§ GIVEN EXERCISE
Copy, in full, each line of the material that holds the word "image".

┌──

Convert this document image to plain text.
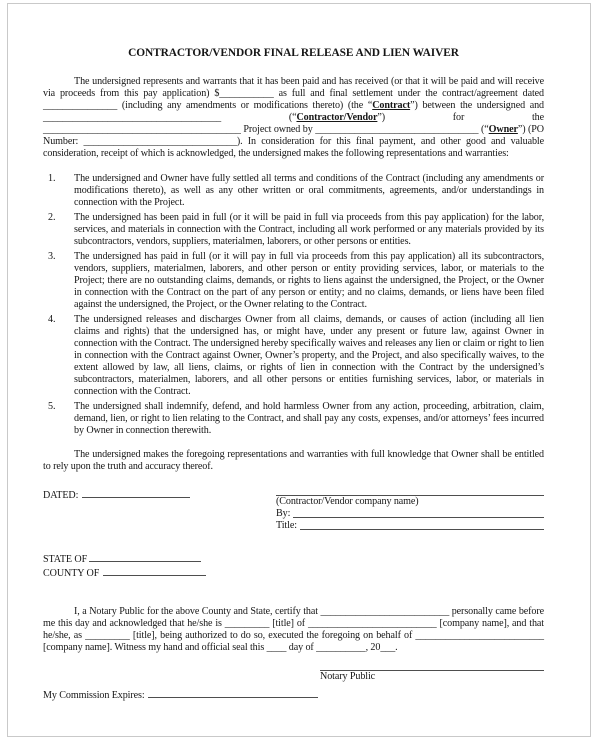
CONTRACTOR/VENDOR FINAL RELEASE AND LIEN WAIVER

The undersigned represents and warrants that it has been paid and has received (or that it will be paid and will receive via proceeds from this pay application) $___________ as full and final settlement under the contract/agreement dated _______________ (including any amendments or modifications thereto) (the “Contract”) between the undersigned and ____________________________________ (“Contractor/Vendor”) for the ________________________________________ Project owned by _________________________________ (“Owner”) (PO Number: _______________________________). In consideration for this final payment, and other good and valuable consideration, receipt of which is acknowledged, the undersigned makes the following representations and warranties:

1. The undersigned and Owner have fully settled all terms and conditions of the Contract (including any amendments or modifications thereto), as well as any other written or oral commitments, agreements, and/or understandings in connection with the Project.
2. The undersigned has been paid in full (or it will be paid in full via proceeds from this pay application) for the labor, services, and materials in connection with the Contract, including all work performed or any materials provided by its subcontractors, vendors, suppliers, materialmen, laborers, or other persons or entities.
3. The undersigned has paid in full (or it will pay in full via proceeds from this pay application) all its subcontractors, vendors, suppliers, materialmen, laborers, and other person or entity providing services, labor, or materials to the Project; there are no outstanding claims, demands, or rights to liens against the undersigned, the Project, or the Owner in connection with the Contract on the part of any person or entity; and no claims, demands, or liens have been filed against the undersigned, the Project, or the Owner relating to the Contract.
4. The undersigned releases and discharges Owner from all claims, demands, or causes of action (including all lien claims and rights) that the undersigned has, or might have, under any present or future law, against Owner in connection with the Contract. The undersigned hereby specifically waives and releases any lien or claim or right to lien in connection with the Contract against Owner, Owner’s property, and the Project, and also specifically waives, to the extent allowed by law, all liens, claims, or rights of lien in connection with the Contract by the undersigned’s subcontractors, materialmen, laborers, and all other persons or entities furnishing services, labor, or materials in connection with the Contract.
5. The undersigned shall indemnify, defend, and hold harmless Owner from any action, proceeding, arbitration, claim, demand, lien, or right to lien relating to the Contract, and shall pay any costs, expenses, and/or attorneys’ fees incurred by Owner in connection therewith.

The undersigned makes the foregoing representations and warranties with full knowledge that Owner shall be entitled to rely upon the truth and accuracy thereof.

DATED:
(Contractor/Vendor company name)
By:
Title:
STATE OF
COUNTY OF

I, a Notary Public for the above County and State, certify that __________________________ personally came before me this day and acknowledged that he/she is _________ [title] of __________________________ [company name], and that he/she, as _________ [title], being authorized to do so, executed the foregoing on behalf of __________________________ [company name]. Witness my hand and official seal this ____ day of __________, 20___.

Notary Public
My Commission Expires:
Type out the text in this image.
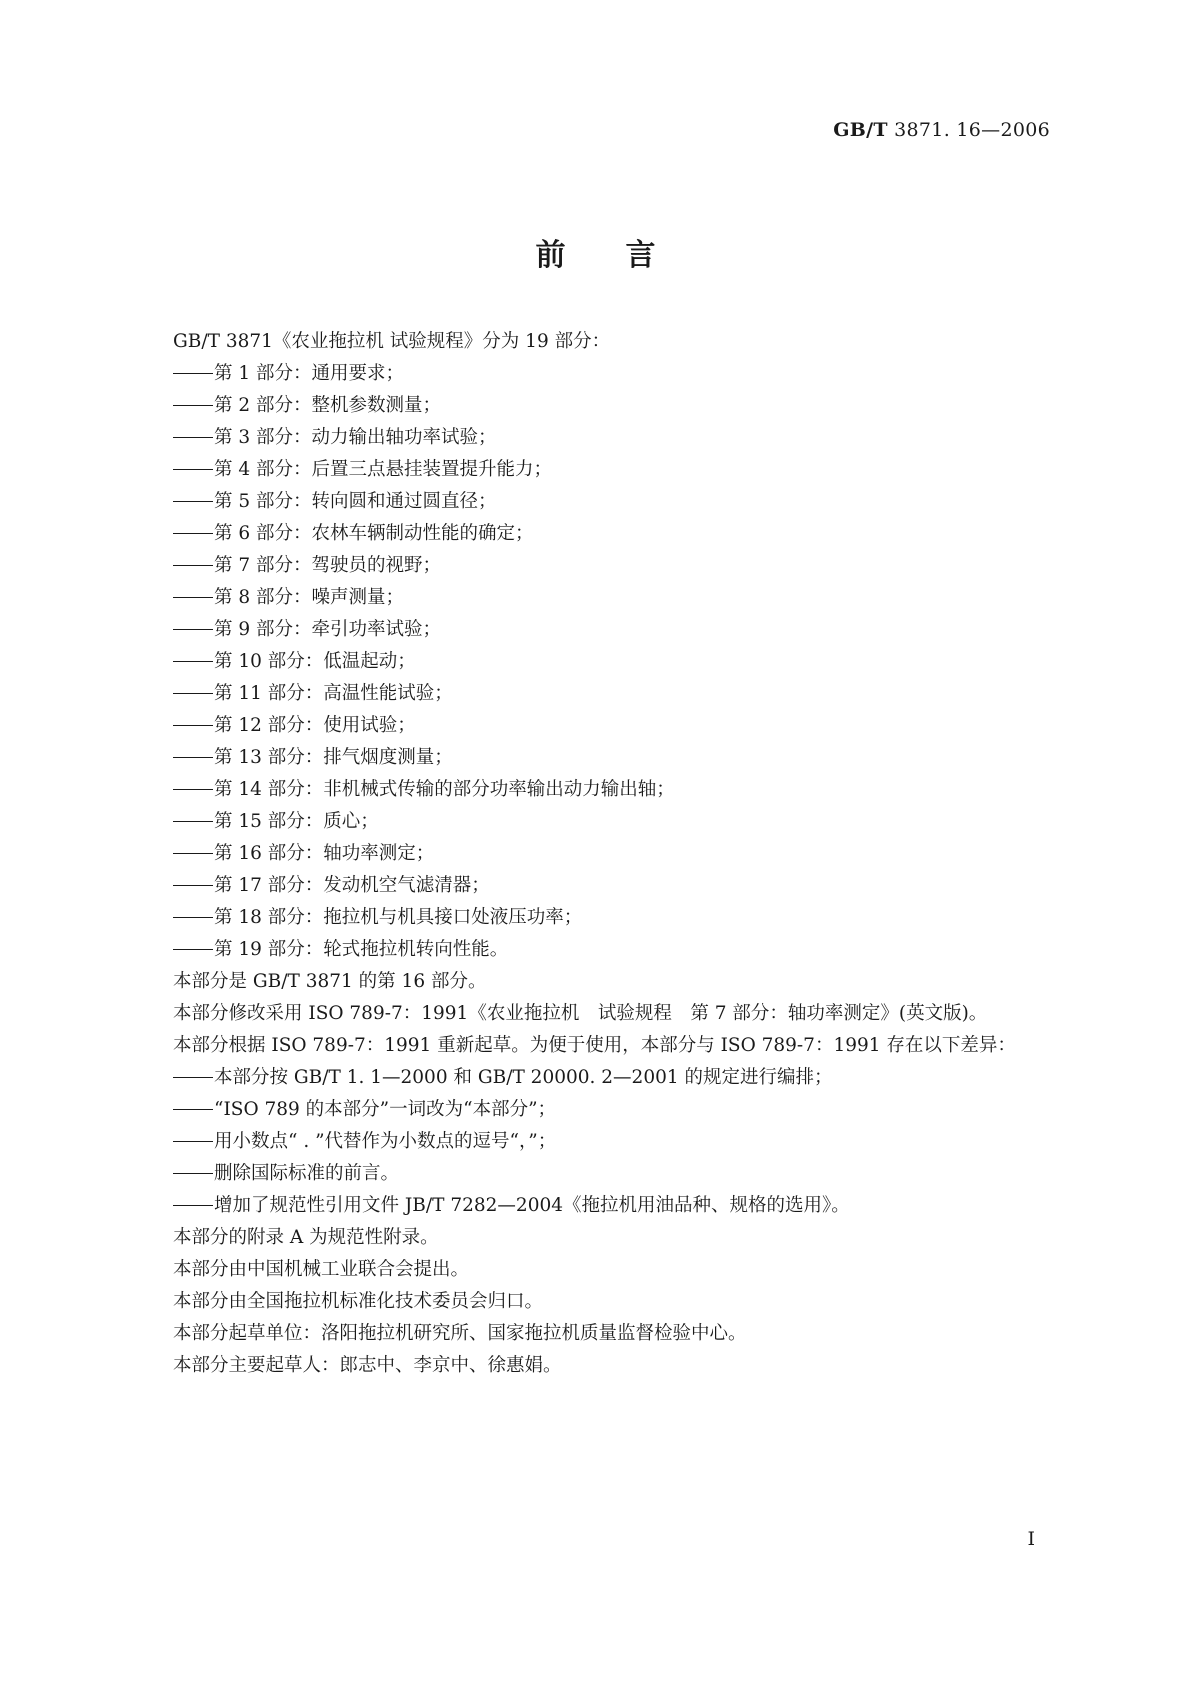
GB/T 3871. 16—2006
前言
GB/T 3871《农业拖拉机 试验规程》分为 19 部分：
第 1 部分：通用要求；
第 2 部分：整机参数测量；
第 3 部分：动力输出轴功率试验；
第 4 部分：后置三点悬挂装置提升能力；
第 5 部分：转向圆和通过圆直径；
第 6 部分：农林车辆制动性能的确定；
第 7 部分：驾驶员的视野；
第 8 部分：噪声测量；
第 9 部分：牵引功率试验；
第 10 部分：低温起动；
第 11 部分：高温性能试验；
第 12 部分：使用试验；
第 13 部分：排气烟度测量；
第 14 部分：非机械式传输的部分功率输出动力输出轴；
第 15 部分：质心；
第 16 部分：轴功率测定；
第 17 部分：发动机空气滤清器；
第 18 部分：拖拉机与机具接口处液压功率；
第 19 部分：轮式拖拉机转向性能。
本部分是 GB/T 3871 的第 16 部分。
本部分修改采用 ISO 789-7：1991《农业拖拉机　试验规程　第 7 部分：轴功率测定》(英文版)。
本部分根据 ISO 789-7：1991 重新起草。为便于使用，本部分与 ISO 789-7：1991 存在以下差异：
本部分按 GB/T 1. 1—2000 和 GB/T 20000. 2—2001 的规定进行编排；
“ISO 789 的本部分”一词改为“本部分”；
用小数点“ . ”代替作为小数点的逗号“，”；
删除国际标准的前言。
增加了规范性引用文件 JB/T 7282—2004《拖拉机用油品种、规格的选用》。
本部分的附录 A 为规范性附录。
本部分由中国机械工业联合会提出。
本部分由全国拖拉机标准化技术委员会归口。
本部分起草单位：洛阳拖拉机研究所、国家拖拉机质量监督检验中心。
本部分主要起草人：郎志中、李京中、徐惠娟。
I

└──

§ FULL ANSWER
Convert this document image to plain text.
Type out the text in this image.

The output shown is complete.